- [Input]

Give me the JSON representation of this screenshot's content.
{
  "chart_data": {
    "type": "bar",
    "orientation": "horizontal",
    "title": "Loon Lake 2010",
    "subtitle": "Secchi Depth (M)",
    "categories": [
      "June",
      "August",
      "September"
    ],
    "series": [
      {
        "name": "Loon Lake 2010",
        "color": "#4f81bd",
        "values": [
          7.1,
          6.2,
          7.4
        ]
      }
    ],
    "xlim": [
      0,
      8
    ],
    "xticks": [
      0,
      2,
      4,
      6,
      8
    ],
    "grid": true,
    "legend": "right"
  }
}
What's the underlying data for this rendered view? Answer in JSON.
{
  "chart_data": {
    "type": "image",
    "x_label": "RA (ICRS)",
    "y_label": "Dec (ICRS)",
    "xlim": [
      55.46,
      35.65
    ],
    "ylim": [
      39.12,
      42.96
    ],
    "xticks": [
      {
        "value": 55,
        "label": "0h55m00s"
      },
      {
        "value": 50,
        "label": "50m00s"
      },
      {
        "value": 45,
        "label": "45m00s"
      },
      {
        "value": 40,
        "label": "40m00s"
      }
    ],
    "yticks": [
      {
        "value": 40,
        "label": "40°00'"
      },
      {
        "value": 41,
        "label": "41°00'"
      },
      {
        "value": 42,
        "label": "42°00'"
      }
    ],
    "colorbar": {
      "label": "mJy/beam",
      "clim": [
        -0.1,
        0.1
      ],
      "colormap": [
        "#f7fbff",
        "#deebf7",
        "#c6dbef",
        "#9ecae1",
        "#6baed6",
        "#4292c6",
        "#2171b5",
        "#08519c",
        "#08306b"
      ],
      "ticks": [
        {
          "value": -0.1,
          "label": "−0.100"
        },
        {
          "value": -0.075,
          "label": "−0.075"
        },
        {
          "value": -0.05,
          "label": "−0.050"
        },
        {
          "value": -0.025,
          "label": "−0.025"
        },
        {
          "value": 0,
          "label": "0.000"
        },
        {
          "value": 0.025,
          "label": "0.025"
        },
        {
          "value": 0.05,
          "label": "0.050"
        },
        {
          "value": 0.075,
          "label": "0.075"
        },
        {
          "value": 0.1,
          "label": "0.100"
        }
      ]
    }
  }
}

- [Task to complete]
Repeat the listing above without any change.

- [Task result]
Give me the JSON representation of this screenshot's content.
{
  "chart_data": {
    "type": "bar",
    "orientation": "horizontal",
    "title": "Loon Lake 2010",
    "subtitle": "Secchi Depth (M)",
    "categories": [
      "June",
      "August",
      "September"
    ],
    "series": [
      {
        "name": "Loon Lake 2010",
        "color": "#4f81bd",
        "values": [
          7.1,
          6.2,
          7.4
        ]
      }
    ],
    "xlim": [
      0,
      8
    ],
    "xticks": [
      0,
      2,
      4,
      6,
      8
    ],
    "grid": true,
    "legend": "right"
  }
}
What's the underlying data for this rendered view? Answer in JSON.
{
  "chart_data": {
    "type": "image",
    "x_label": "RA (ICRS)",
    "y_label": "Dec (ICRS)",
    "xlim": [
      55.46,
      35.65
    ],
    "ylim": [
      39.12,
      42.96
    ],
    "xticks": [
      {
        "value": 55,
        "label": "0h55m00s"
      },
      {
        "value": 50,
        "label": "50m00s"
      },
      {
        "value": 45,
        "label": "45m00s"
      },
      {
        "value": 40,
        "label": "40m00s"
      }
    ],
    "yticks": [
      {
        "value": 40,
        "label": "40°00'"
      },
      {
        "value": 41,
        "label": "41°00'"
      },
      {
        "value": 42,
        "label": "42°00'"
      }
    ],
    "colorbar": {
      "label": "mJy/beam",
      "clim": [
        -0.1,
        0.1
      ],
      "colormap": [
        "#f7fbff",
        "#deebf7",
        "#c6dbef",
        "#9ecae1",
        "#6baed6",
        "#4292c6",
        "#2171b5",
        "#08519c",
        "#08306b"
      ],
      "ticks": [
        {
          "value": -0.1,
          "label": "−0.100"
        },
        {
          "value": -0.075,
          "label": "−0.075"
        },
        {
          "value": -0.05,
          "label": "−0.050"
        },
        {
          "value": -0.025,
          "label": "−0.025"
        },
        {
          "value": 0,
          "label": "0.000"
        },
        {
          "value": 0.025,
          "label": "0.025"
        },
        {
          "value": 0.05,
          "label": "0.050"
        },
        {
          "value": 0.075,
          "label": "0.075"
        },
        {
          "value": 0.1,
          "label": "0.100"
        }
      ]
    }
  }
}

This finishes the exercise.